- [Task]:
Copy out the records precisely, omitting pictures.

* begin Records supplied *

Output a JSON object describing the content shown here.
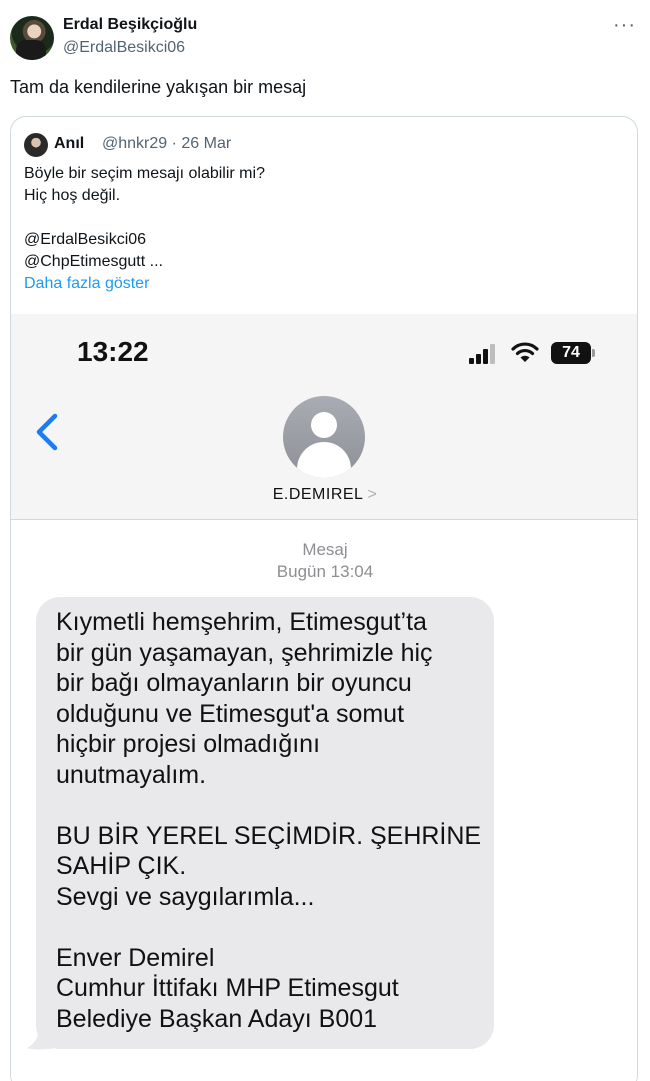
{
  "tweet": {
    "author_name": "Erdal Beşikçioğlu",
    "author_handle": "@ErdalBesikci06",
    "more_icon": "more-horizontal-icon",
    "text": "Tam da kendilerine yakışan bir mesaj"
  },
  "quote": {
    "author_name": "Anıl",
    "author_handle": "@hnkr29 · 26 Mar",
    "lines": [
      "Böyle bir seçim mesajı olabilir mi?",
      "Hiç hoş değil.",
      "",
      "@ErdalBesikci06",
      "@ChpEtimesgutt ..."
    ],
    "show_more": "Daha fazla göster"
  },
  "phone": {
    "time": "13:22",
    "battery": "74",
    "contact_name": "E.DEMIREL",
    "contact_chevron": ">",
    "msg_label": "Mesaj",
    "msg_time": "Bugün 13:04",
    "message_lines": [
      "Kıymetli hemşehrim, Etimesgut’ta",
      "bir gün yaşamayan, şehrimizle hiç",
      "bir bağı olmayanların bir oyuncu",
      "olduğunu ve Etimesgut'a somut",
      "hiçbir projesi olmadığını",
      "unutmayalım.",
      "",
      "BU BİR YEREL SEÇİMDİR.  ŞEHRİNE",
      "SAHİP ÇIK.",
      "Sevgi ve saygılarımla...",
      "",
      "Enver Demirel",
      "Cumhur İttifakı MHP Etimesgut",
      "Belediye Başkan Adayı B001"
    ]
  }
}
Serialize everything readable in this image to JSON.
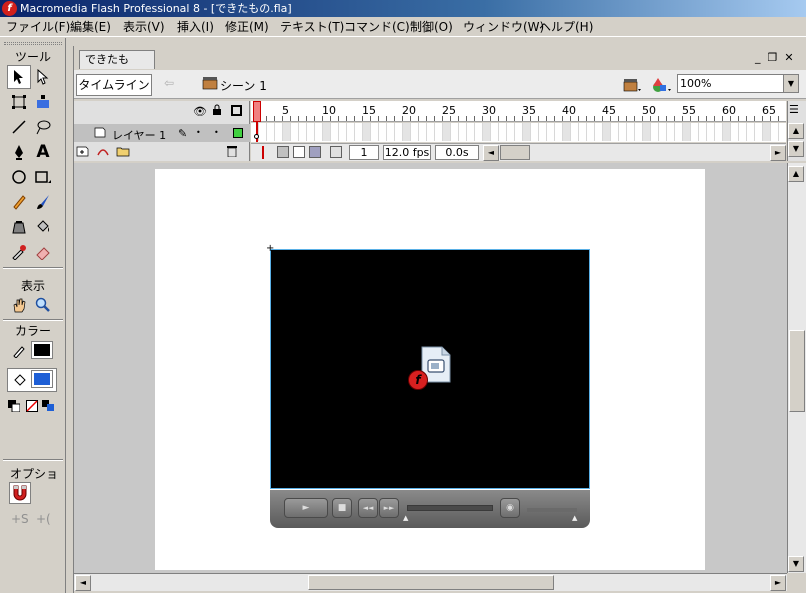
{
  "window": {
    "title": "Macromedia Flash Professional 8 - [できたもの.fla]",
    "app_icon_glyph": "f"
  },
  "menu": [
    "ファイル(F)",
    "編集(E)",
    "表示(V)",
    "挿入(I)",
    "修正(M)",
    "テキスト(T)",
    "コマンド(C)",
    "制御(O)",
    "ウィンドウ(W)",
    "ヘルプ(H)"
  ],
  "tools_panel": {
    "title": "ツール",
    "view_label": "表示",
    "color_label": "カラー",
    "options_label": "オプション",
    "stroke_color": "#000000",
    "fill_color": "#1e5fd6",
    "tools": [
      "selection-tool",
      "subselection-tool",
      "free-transform-tool",
      "gradient-transform-tool",
      "line-tool",
      "lasso-tool",
      "pen-tool",
      "text-tool",
      "oval-tool",
      "rectangle-tool",
      "pencil-tool",
      "brush-tool",
      "ink-bottle-tool",
      "paint-bucket-tool",
      "eyedropper-tool",
      "eraser-tool",
      "hand-tool",
      "zoom-tool"
    ],
    "text_tool_glyph": "A"
  },
  "document": {
    "tab_label": "できたもの.fla",
    "timeline_button": "タイムライン",
    "scene_label": "シーン 1",
    "zoom": "100%"
  },
  "timeline": {
    "ruler_numbers": [
      "1",
      "5",
      "10",
      "15",
      "20",
      "25",
      "30",
      "35",
      "40",
      "45",
      "50",
      "55",
      "60",
      "65"
    ],
    "layer_name": "レイヤー 1",
    "current_frame": "1",
    "frame_rate": "12.0 fps",
    "elapsed": "0.0s"
  },
  "player_controls": {
    "play": "►",
    "stop": "■",
    "back": "◄◄",
    "forward": "►►",
    "volume": "◉"
  }
}
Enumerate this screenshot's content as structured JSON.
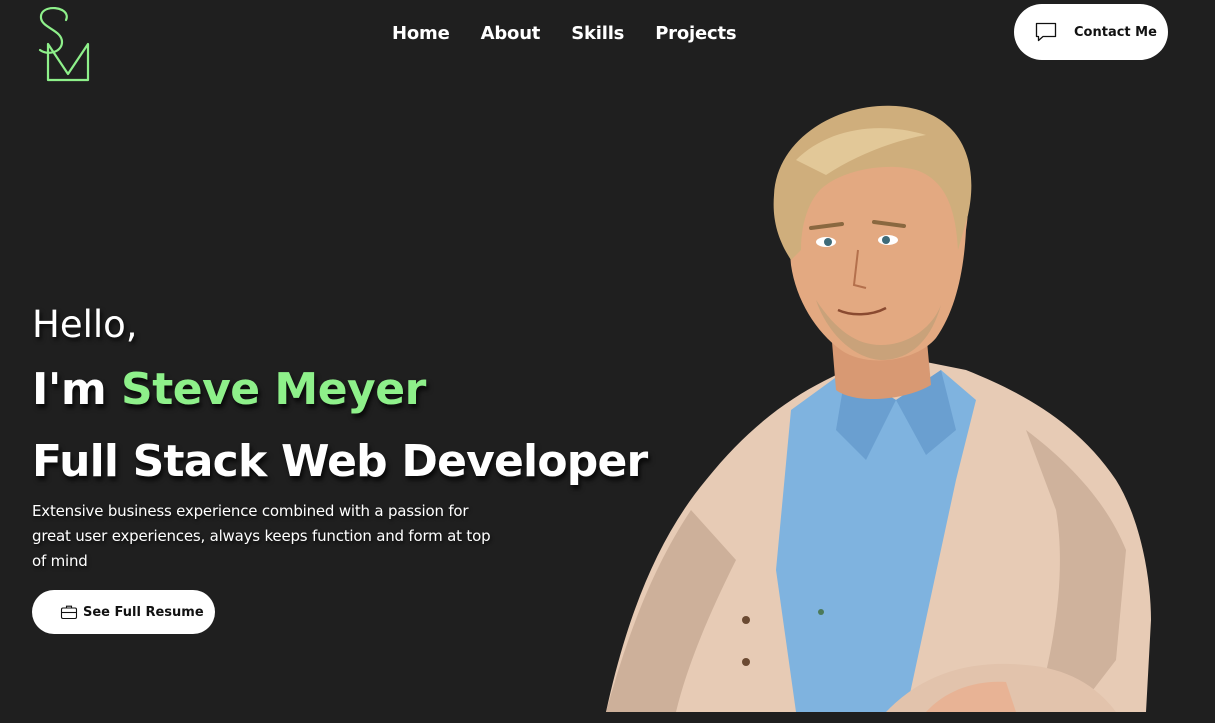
{
  "brand": {
    "logo_icon": "sm-monogram-logo",
    "accent_color": "#8ef08a"
  },
  "nav": {
    "items": [
      {
        "label": "Home"
      },
      {
        "label": "About"
      },
      {
        "label": "Skills"
      },
      {
        "label": "Projects"
      }
    ]
  },
  "contact": {
    "label": "Contact Me",
    "icon": "chat-bubble-icon"
  },
  "hero": {
    "greeting": "Hello,",
    "intro_prefix": "I'm ",
    "name": "Steve Meyer",
    "role": "Full Stack Web Developer",
    "description": "Extensive business experience combined with a passion for great user experiences, always keeps function and form at top of mind",
    "resume_button": {
      "label": "See Full Resume",
      "icon": "briefcase-icon"
    },
    "portrait_icon": "developer-portrait-illustration"
  }
}
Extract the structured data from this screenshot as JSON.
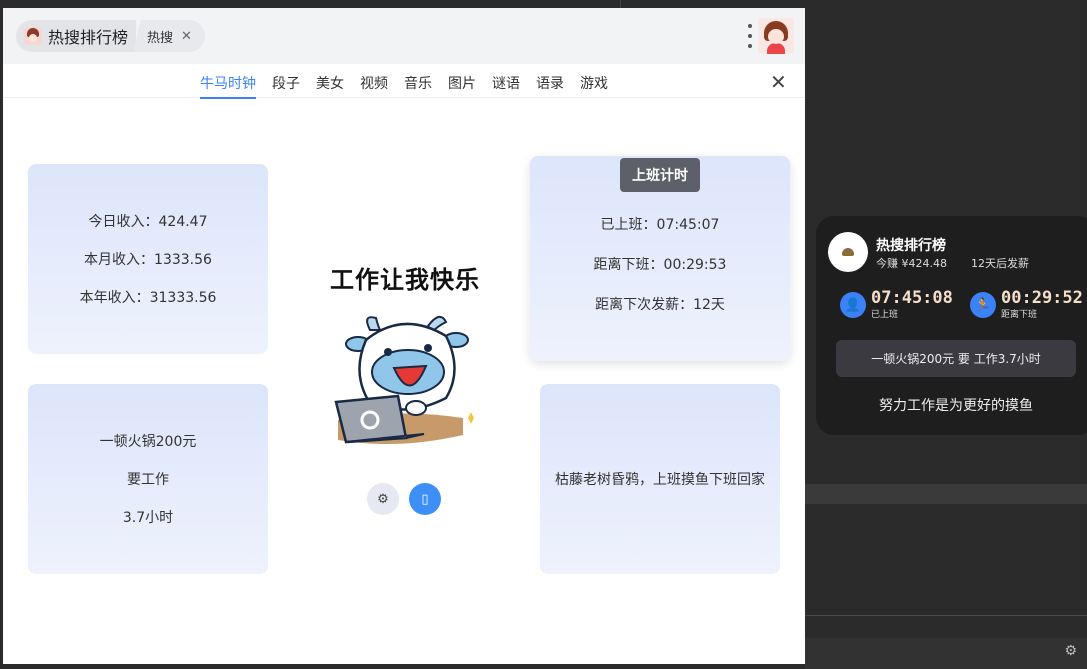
{
  "window": {
    "app_title": "热搜排行榜",
    "sub_tab_label": "热搜",
    "close_glyph": "✕"
  },
  "nav": {
    "items": [
      "牛马时钟",
      "段子",
      "美女",
      "视频",
      "音乐",
      "图片",
      "谜语",
      "语录",
      "游戏"
    ],
    "active_index": 0,
    "close_glyph": "✕"
  },
  "income": {
    "today": "今日收入：424.47",
    "month": "本月收入：1333.56",
    "year": "本年收入：31333.56"
  },
  "hotpot": {
    "line1": "一顿火锅200元",
    "line2": "要工作",
    "line3": "3.7小时"
  },
  "timer": {
    "badge": "上班计时",
    "worked": "已上班：07:45:07",
    "off_work": "距离下班：00:29:53",
    "payday": "距离下次发薪：12天"
  },
  "quote": {
    "text": "枯藤老树昏鸦，上班摸鱼下班回家"
  },
  "center": {
    "title": "工作让我快乐",
    "settings_icon": "gear-icon",
    "mobile_icon": "mobile-icon"
  },
  "widget": {
    "title": "热搜排行榜",
    "earn": "今赚 ¥424.48",
    "payday": "12天后发薪",
    "worked_time": "07:45:08",
    "worked_caption": "已上班",
    "remain_time": "00:29:52",
    "remain_caption": "距离下班",
    "pill": "一顿火锅200元 要 工作3.7小时",
    "slogan": "努力工作是为更好的摸鱼"
  },
  "colors": {
    "accent": "#3b82f6",
    "card_bg": "#dde5fb",
    "widget_bg": "#1e1e1e"
  }
}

* end Records supplied *

- [The reply]:
Output a JSON object describing the content shown here.
{
  "tweet": {
    "author_name": "Erdal Beşikçioğlu",
    "author_handle": "@ErdalBesikci06",
    "more_icon": "more-horizontal-icon",
    "text": "Tam da kendilerine yakışan bir mesaj"
  },
  "quote": {
    "author_name": "Anıl",
    "author_handle": "@hnkr29 · 26 Mar",
    "lines": [
      "Böyle bir seçim mesajı olabilir mi?",
      "Hiç hoş değil.",
      "",
      "@ErdalBesikci06",
      "@ChpEtimesgutt ..."
    ],
    "show_more": "Daha fazla göster"
  },
  "phone": {
    "time": "13:22",
    "battery": "74",
    "contact_name": "E.DEMIREL",
    "contact_chevron": ">",
    "msg_label": "Mesaj",
    "msg_time": "Bugün 13:04",
    "message_lines": [
      "Kıymetli hemşehrim, Etimesgut’ta",
      "bir gün yaşamayan, şehrimizle hiç",
      "bir bağı olmayanların bir oyuncu",
      "olduğunu ve Etimesgut'a somut",
      "hiçbir projesi olmadığını",
      "unutmayalım.",
      "",
      "BU BİR YEREL SEÇİMDİR.  ŞEHRİNE",
      "SAHİP ÇIK.",
      "Sevgi ve saygılarımla...",
      "",
      "Enver Demirel",
      "Cumhur İttifakı MHP Etimesgut",
      "Belediye Başkan Adayı B001"
    ]
  }
}
Serialize everything readable in this image to JSON.
{
  "window": {
    "title": "Macromedia Flash Professional 8 - [できたもの.fla]",
    "app_icon_glyph": "f"
  },
  "menu": [
    "ファイル(F)",
    "編集(E)",
    "表示(V)",
    "挿入(I)",
    "修正(M)",
    "テキスト(T)",
    "コマンド(C)",
    "制御(O)",
    "ウィンドウ(W)",
    "ヘルプ(H)"
  ],
  "tools_panel": {
    "title": "ツール",
    "view_label": "表示",
    "color_label": "カラー",
    "options_label": "オプション",
    "stroke_color": "#000000",
    "fill_color": "#1e5fd6",
    "tools": [
      "selection-tool",
      "subselection-tool",
      "free-transform-tool",
      "gradient-transform-tool",
      "line-tool",
      "lasso-tool",
      "pen-tool",
      "text-tool",
      "oval-tool",
      "rectangle-tool",
      "pencil-tool",
      "brush-tool",
      "ink-bottle-tool",
      "paint-bucket-tool",
      "eyedropper-tool",
      "eraser-tool",
      "hand-tool",
      "zoom-tool"
    ],
    "text_tool_glyph": "A"
  },
  "document": {
    "tab_label": "できたもの.fla",
    "timeline_button": "タイムライン",
    "scene_label": "シーン 1",
    "zoom": "100%"
  },
  "timeline": {
    "ruler_numbers": [
      "1",
      "5",
      "10",
      "15",
      "20",
      "25",
      "30",
      "35",
      "40",
      "45",
      "50",
      "55",
      "60",
      "65"
    ],
    "layer_name": "レイヤー 1",
    "current_frame": "1",
    "frame_rate": "12.0 fps",
    "elapsed": "0.0s"
  },
  "player_controls": {
    "play": "►",
    "stop": "■",
    "back": "◄◄",
    "forward": "►►",
    "volume": "◉"
  }
}
Enumerate this screenshot's content as structured JSON.
{
  "brand": {
    "logo_icon": "sm-monogram-logo",
    "accent_color": "#8ef08a"
  },
  "nav": {
    "items": [
      {
        "label": "Home"
      },
      {
        "label": "About"
      },
      {
        "label": "Skills"
      },
      {
        "label": "Projects"
      }
    ]
  },
  "contact": {
    "label": "Contact Me",
    "icon": "chat-bubble-icon"
  },
  "hero": {
    "greeting": "Hello,",
    "intro_prefix": "I'm ",
    "name": "Steve Meyer",
    "role": "Full Stack Web Developer",
    "description": "Extensive business experience combined with a passion for great user experiences, always keeps function and form at top of mind",
    "resume_button": {
      "label": "See Full Resume",
      "icon": "briefcase-icon"
    },
    "portrait_icon": "developer-portrait-illustration"
  }
}
Extract the structured data from this screenshot as JSON.
{
  "window": {
    "app_title": "热搜排行榜",
    "sub_tab_label": "热搜",
    "close_glyph": "✕"
  },
  "nav": {
    "items": [
      "牛马时钟",
      "段子",
      "美女",
      "视频",
      "音乐",
      "图片",
      "谜语",
      "语录",
      "游戏"
    ],
    "active_index": 0,
    "close_glyph": "✕"
  },
  "income": {
    "today": "今日收入：424.47",
    "month": "本月收入：1333.56",
    "year": "本年收入：31333.56"
  },
  "hotpot": {
    "line1": "一顿火锅200元",
    "line2": "要工作",
    "line3": "3.7小时"
  },
  "timer": {
    "badge": "上班计时",
    "worked": "已上班：07:45:07",
    "off_work": "距离下班：00:29:53",
    "payday": "距离下次发薪：12天"
  },
  "quote": {
    "text": "枯藤老树昏鸦，上班摸鱼下班回家"
  },
  "center": {
    "title": "工作让我快乐",
    "settings_icon": "gear-icon",
    "mobile_icon": "mobile-icon"
  },
  "widget": {
    "title": "热搜排行榜",
    "earn": "今赚 ¥424.48",
    "payday": "12天后发薪",
    "worked_time": "07:45:08",
    "worked_caption": "已上班",
    "remain_time": "00:29:52",
    "remain_caption": "距离下班",
    "pill": "一顿火锅200元 要 工作3.7小时",
    "slogan": "努力工作是为更好的摸鱼"
  },
  "colors": {
    "accent": "#3b82f6",
    "card_bg": "#dde5fb",
    "widget_bg": "#1e1e1e"
  }
}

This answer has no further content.